-- Stored dataset items --
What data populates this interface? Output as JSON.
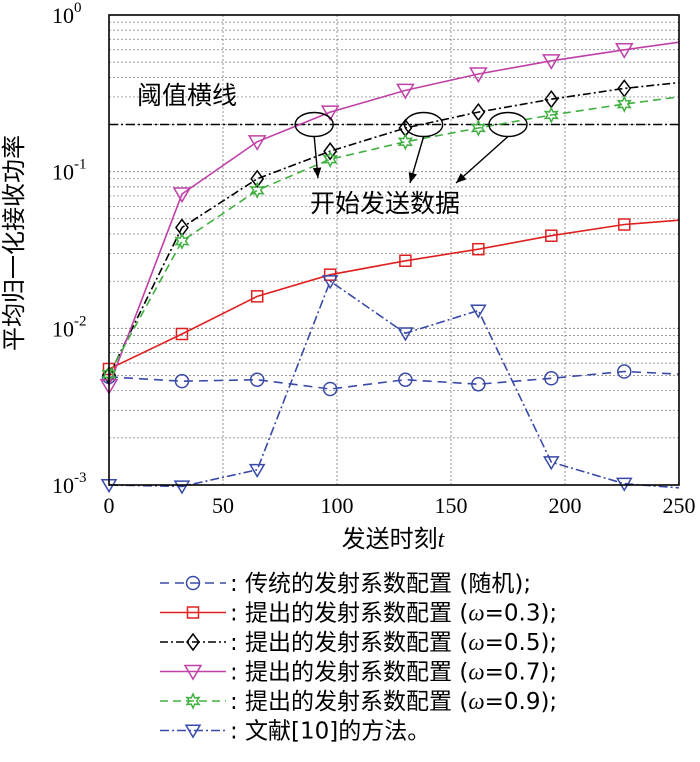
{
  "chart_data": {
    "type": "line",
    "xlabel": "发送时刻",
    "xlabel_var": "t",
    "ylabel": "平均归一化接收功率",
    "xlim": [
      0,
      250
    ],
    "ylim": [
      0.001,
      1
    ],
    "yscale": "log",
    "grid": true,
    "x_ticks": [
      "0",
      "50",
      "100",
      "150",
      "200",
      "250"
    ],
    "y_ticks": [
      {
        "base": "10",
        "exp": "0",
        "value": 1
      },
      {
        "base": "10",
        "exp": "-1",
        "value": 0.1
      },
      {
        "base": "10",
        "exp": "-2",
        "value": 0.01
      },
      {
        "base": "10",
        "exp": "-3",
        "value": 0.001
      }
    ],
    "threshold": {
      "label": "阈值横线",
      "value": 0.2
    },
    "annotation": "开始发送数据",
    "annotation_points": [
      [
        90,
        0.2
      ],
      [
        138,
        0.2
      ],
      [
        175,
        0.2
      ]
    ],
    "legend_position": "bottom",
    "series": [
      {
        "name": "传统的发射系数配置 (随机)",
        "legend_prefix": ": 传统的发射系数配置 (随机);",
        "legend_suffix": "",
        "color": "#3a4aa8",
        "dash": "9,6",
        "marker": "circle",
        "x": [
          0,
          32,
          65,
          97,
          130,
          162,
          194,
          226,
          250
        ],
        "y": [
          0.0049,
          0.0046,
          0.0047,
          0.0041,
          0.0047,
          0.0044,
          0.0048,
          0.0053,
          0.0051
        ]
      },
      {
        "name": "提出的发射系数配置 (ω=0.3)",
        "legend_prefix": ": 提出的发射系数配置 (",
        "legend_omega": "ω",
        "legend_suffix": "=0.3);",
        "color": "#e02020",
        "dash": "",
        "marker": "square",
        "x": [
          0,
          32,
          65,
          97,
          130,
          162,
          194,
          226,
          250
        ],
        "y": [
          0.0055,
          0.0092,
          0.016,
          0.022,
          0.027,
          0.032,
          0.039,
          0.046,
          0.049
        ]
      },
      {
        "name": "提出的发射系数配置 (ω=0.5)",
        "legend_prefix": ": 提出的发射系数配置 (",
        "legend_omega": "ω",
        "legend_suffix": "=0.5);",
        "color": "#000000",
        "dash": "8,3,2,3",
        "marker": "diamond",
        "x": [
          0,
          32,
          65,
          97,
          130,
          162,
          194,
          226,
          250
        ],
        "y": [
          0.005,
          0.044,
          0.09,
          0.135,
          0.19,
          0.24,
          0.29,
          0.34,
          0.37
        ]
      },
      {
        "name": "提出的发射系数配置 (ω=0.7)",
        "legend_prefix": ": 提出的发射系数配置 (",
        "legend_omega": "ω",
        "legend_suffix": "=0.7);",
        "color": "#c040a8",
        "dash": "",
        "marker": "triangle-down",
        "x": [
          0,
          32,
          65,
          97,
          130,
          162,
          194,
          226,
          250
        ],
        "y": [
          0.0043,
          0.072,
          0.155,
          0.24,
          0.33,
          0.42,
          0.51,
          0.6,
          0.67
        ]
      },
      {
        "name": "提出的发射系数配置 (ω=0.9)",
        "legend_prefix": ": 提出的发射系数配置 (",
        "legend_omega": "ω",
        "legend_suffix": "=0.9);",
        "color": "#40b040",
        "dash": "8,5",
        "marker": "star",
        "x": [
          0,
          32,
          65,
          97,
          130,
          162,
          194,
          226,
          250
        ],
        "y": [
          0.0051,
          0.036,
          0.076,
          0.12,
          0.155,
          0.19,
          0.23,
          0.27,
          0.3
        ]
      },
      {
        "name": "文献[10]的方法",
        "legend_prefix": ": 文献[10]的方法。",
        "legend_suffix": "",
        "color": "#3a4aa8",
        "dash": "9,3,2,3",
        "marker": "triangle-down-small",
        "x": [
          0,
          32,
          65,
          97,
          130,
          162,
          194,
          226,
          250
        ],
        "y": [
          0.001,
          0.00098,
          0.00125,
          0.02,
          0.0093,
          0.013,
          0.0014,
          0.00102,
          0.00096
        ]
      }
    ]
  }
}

-- Exercise details --
Pick out the lines above containing the word "dash", then copy them.

-- Result --
        "dash": "9,6",
        "dash": "",
        "dash": "8,3,2,3",
        "dash": "",
        "dash": "8,5",
        "dash": "9,3,2,3",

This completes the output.